-------- PROVIDED MATERIAL
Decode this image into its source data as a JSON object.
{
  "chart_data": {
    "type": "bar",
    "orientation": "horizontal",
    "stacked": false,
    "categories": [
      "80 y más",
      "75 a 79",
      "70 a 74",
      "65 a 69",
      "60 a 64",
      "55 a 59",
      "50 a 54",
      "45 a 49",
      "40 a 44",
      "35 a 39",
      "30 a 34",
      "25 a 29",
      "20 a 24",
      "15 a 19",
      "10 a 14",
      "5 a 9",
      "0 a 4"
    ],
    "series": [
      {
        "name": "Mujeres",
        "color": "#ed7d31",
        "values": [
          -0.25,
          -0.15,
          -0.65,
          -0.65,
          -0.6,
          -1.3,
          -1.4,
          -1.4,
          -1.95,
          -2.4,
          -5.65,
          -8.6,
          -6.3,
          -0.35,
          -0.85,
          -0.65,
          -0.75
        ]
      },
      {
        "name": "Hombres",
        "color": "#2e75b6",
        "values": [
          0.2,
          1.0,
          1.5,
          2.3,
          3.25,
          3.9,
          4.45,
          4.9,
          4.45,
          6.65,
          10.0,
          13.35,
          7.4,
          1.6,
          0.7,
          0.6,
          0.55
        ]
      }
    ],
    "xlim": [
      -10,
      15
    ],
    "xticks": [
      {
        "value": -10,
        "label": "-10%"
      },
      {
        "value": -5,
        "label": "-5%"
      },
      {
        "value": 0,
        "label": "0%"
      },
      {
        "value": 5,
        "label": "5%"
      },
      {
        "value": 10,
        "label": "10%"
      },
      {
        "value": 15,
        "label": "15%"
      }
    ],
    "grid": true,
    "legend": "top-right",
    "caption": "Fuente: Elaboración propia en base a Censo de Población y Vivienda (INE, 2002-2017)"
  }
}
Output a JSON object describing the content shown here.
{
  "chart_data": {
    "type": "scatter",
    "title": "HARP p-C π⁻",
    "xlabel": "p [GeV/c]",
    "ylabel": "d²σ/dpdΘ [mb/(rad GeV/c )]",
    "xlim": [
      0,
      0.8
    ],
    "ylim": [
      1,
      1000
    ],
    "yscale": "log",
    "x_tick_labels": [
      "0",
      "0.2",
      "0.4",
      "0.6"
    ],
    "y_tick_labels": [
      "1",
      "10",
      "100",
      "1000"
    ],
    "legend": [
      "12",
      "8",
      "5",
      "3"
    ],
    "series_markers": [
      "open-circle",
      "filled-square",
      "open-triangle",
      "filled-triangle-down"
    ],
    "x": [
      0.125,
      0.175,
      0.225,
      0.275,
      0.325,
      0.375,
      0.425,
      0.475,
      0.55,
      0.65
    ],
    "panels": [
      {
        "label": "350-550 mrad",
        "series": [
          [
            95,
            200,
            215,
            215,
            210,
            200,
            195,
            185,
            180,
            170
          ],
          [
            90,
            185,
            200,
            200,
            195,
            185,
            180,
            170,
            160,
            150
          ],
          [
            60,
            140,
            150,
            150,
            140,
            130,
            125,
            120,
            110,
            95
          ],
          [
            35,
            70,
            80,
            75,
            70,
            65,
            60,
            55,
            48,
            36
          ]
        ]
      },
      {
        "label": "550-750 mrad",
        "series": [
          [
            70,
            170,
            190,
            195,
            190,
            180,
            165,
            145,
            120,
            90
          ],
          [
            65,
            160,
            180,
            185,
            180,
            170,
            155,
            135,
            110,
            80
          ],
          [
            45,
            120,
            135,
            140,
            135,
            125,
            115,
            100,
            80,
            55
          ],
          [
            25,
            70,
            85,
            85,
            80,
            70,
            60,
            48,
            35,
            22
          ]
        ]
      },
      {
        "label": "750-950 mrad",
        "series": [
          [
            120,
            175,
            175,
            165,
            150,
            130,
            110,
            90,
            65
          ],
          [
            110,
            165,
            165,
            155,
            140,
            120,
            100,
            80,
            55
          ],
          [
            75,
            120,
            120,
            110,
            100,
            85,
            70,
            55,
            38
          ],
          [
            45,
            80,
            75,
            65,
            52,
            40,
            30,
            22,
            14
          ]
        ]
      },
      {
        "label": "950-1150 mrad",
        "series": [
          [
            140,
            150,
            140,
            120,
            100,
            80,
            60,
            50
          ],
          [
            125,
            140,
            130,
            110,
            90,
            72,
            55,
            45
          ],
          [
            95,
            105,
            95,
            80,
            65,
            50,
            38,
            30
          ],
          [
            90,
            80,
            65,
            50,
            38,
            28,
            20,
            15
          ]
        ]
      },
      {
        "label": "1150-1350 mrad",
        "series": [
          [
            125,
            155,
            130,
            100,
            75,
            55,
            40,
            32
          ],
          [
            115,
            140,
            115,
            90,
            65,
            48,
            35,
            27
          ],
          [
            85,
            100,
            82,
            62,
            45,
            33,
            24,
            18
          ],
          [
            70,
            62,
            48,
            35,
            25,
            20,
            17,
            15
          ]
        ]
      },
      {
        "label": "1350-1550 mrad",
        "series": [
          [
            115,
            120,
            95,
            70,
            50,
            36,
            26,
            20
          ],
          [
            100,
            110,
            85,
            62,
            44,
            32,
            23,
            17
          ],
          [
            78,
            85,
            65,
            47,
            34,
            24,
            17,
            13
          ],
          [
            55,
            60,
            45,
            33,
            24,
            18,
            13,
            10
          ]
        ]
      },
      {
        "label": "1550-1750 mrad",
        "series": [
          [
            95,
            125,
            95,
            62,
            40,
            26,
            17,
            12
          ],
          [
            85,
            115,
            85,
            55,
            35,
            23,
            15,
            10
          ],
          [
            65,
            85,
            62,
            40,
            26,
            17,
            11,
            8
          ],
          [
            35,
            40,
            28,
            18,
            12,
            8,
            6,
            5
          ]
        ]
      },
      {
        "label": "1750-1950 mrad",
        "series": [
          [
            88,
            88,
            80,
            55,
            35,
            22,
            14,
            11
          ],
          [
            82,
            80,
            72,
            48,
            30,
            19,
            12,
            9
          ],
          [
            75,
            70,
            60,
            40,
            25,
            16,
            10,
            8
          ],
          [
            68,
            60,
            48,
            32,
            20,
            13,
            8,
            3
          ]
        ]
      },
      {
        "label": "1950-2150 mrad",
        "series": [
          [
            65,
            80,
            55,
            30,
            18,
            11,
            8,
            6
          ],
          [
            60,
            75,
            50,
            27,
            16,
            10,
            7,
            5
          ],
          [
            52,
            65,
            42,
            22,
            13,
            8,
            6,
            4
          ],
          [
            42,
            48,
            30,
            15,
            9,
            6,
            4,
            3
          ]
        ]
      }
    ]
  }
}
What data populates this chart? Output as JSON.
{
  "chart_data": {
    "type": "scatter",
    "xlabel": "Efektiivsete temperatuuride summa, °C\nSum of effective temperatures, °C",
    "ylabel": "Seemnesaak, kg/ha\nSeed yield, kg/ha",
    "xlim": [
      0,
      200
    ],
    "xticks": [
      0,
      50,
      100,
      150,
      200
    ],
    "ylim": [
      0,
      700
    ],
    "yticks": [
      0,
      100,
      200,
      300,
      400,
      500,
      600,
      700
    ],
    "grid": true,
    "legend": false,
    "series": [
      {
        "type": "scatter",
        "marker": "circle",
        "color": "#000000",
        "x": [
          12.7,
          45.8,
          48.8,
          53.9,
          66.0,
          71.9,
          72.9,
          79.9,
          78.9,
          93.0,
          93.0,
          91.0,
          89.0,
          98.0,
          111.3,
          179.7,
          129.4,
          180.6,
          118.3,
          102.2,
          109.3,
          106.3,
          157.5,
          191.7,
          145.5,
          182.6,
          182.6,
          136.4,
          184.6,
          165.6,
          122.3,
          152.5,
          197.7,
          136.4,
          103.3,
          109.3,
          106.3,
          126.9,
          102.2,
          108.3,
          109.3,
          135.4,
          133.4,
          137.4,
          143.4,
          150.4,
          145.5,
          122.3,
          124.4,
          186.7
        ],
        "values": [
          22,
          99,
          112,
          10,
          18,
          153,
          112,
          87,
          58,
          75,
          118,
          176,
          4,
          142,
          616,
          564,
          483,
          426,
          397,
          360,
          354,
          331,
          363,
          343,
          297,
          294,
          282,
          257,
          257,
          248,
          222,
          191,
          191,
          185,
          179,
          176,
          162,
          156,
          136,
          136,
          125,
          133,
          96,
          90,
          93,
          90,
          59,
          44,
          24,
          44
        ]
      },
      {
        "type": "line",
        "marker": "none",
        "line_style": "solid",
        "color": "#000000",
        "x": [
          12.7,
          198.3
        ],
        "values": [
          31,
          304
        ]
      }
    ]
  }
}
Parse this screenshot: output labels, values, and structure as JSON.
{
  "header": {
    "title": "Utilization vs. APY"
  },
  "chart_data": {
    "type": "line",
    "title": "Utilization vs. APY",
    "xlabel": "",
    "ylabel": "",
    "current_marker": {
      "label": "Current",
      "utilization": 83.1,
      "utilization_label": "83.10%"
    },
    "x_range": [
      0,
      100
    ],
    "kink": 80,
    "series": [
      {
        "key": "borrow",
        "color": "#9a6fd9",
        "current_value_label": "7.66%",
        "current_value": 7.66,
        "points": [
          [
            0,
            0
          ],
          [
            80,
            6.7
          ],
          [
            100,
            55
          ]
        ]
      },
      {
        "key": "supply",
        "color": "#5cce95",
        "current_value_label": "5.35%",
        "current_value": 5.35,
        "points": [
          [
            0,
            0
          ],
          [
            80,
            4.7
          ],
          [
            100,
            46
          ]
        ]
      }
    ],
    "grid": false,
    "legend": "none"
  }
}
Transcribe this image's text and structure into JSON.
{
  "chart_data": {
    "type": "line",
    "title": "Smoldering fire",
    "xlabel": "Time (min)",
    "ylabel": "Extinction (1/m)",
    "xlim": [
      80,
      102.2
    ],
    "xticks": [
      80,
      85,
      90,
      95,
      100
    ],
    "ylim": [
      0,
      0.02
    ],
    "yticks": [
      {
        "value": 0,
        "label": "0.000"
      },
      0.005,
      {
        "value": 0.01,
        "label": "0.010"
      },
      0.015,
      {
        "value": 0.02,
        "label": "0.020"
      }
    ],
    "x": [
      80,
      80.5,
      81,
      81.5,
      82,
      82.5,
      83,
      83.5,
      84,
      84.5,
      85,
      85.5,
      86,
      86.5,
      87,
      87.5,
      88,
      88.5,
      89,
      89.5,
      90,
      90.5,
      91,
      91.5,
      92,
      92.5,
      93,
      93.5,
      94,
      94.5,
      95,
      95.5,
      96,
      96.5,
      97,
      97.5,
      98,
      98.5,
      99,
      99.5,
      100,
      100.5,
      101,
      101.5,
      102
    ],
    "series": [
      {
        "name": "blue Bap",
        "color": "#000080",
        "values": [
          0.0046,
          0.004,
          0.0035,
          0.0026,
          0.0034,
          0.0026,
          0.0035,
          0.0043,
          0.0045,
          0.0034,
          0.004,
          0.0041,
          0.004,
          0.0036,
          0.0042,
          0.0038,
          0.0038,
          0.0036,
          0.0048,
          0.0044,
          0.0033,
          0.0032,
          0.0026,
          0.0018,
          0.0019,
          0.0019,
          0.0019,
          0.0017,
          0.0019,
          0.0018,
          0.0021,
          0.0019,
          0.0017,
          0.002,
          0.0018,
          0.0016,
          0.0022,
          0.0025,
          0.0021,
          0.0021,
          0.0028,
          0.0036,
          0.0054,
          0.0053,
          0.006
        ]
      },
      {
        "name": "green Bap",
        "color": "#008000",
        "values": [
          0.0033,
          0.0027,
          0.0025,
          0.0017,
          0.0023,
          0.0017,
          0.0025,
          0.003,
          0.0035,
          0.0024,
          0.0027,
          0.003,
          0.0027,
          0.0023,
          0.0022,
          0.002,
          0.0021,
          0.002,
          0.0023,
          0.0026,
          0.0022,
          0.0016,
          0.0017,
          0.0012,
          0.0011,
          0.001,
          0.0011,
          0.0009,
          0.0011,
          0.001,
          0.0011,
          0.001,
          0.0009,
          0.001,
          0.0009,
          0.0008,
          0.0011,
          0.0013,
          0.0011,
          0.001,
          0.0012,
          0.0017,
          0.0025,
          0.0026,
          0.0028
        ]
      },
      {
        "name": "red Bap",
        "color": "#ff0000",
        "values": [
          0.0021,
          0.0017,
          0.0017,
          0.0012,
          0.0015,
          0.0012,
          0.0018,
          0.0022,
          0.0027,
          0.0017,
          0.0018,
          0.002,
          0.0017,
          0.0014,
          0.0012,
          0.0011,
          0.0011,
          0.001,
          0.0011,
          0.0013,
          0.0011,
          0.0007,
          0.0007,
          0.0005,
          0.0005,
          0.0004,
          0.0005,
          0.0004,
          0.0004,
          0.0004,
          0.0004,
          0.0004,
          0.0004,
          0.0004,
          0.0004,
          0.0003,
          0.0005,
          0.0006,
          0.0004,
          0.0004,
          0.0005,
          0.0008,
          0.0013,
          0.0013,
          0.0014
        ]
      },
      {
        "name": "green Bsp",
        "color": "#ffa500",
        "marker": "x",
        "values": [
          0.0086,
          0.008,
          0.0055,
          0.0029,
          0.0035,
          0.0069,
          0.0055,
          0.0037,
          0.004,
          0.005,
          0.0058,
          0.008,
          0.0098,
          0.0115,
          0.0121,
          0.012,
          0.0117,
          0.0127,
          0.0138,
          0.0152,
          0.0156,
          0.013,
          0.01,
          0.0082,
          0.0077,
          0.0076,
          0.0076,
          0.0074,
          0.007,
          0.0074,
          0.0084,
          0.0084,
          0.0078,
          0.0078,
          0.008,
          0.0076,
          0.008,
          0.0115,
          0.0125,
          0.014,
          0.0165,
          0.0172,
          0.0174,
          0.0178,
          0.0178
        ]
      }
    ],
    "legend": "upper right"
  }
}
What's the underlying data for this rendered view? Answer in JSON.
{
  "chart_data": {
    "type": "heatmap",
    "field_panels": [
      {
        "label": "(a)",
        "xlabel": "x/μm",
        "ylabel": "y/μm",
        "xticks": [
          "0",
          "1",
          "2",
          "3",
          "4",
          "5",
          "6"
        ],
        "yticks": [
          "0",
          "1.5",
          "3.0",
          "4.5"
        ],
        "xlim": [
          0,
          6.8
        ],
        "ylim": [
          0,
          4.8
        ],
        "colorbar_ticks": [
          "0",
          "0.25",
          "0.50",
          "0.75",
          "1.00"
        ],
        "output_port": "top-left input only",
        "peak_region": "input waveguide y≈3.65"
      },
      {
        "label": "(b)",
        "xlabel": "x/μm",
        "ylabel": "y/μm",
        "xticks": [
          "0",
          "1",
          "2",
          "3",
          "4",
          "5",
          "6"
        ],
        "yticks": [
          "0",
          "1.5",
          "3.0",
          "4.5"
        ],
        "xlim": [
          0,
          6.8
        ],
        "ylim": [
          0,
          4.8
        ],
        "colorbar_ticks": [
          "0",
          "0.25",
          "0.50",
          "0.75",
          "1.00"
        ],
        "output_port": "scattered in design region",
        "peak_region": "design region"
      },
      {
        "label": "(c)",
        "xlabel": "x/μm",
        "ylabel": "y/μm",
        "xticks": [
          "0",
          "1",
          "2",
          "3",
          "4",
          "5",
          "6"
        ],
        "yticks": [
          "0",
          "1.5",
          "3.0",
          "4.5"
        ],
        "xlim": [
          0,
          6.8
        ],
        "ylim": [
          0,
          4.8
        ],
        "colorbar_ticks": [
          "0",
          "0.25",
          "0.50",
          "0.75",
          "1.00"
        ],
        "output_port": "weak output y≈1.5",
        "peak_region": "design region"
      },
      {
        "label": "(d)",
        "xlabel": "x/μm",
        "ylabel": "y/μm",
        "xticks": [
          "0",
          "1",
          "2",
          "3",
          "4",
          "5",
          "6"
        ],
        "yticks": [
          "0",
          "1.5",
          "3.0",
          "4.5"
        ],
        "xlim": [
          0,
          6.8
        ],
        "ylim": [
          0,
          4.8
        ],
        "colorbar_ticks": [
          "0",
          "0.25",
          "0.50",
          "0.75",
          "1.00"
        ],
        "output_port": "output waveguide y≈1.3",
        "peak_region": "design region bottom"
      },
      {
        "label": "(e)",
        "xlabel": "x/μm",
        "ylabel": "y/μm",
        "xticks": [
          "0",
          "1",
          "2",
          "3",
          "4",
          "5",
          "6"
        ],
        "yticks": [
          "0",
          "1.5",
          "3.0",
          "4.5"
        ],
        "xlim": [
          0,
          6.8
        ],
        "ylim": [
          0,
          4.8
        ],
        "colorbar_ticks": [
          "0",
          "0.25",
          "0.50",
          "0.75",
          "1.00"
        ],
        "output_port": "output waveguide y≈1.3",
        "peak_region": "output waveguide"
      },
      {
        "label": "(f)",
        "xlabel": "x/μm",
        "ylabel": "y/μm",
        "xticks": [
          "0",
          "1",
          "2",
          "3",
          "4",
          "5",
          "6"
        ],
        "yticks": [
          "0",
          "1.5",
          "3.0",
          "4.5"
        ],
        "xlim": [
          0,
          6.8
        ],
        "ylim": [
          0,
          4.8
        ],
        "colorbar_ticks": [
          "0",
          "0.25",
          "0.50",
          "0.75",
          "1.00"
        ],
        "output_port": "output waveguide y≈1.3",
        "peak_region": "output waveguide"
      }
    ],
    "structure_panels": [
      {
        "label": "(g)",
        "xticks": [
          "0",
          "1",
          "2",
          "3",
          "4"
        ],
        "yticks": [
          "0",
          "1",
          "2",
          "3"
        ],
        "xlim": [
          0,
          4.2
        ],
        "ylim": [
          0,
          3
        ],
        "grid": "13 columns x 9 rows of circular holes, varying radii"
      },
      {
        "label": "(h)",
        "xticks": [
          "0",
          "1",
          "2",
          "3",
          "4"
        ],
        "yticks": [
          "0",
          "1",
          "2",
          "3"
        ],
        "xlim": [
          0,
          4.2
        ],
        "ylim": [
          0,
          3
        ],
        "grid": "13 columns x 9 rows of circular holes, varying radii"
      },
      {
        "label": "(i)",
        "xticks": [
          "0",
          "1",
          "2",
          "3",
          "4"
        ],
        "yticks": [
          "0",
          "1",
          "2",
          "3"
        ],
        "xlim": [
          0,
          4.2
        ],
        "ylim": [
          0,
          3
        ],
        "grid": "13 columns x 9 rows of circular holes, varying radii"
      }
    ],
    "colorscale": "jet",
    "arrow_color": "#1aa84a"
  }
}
----------------
▶ _STATED PROBLEM_:
Only lines that contain the word "false" are wanted; copy each of them.

▶ _TASK SOLUTION_:
    "stacked": false,
    "legend": false,
    "grid": false,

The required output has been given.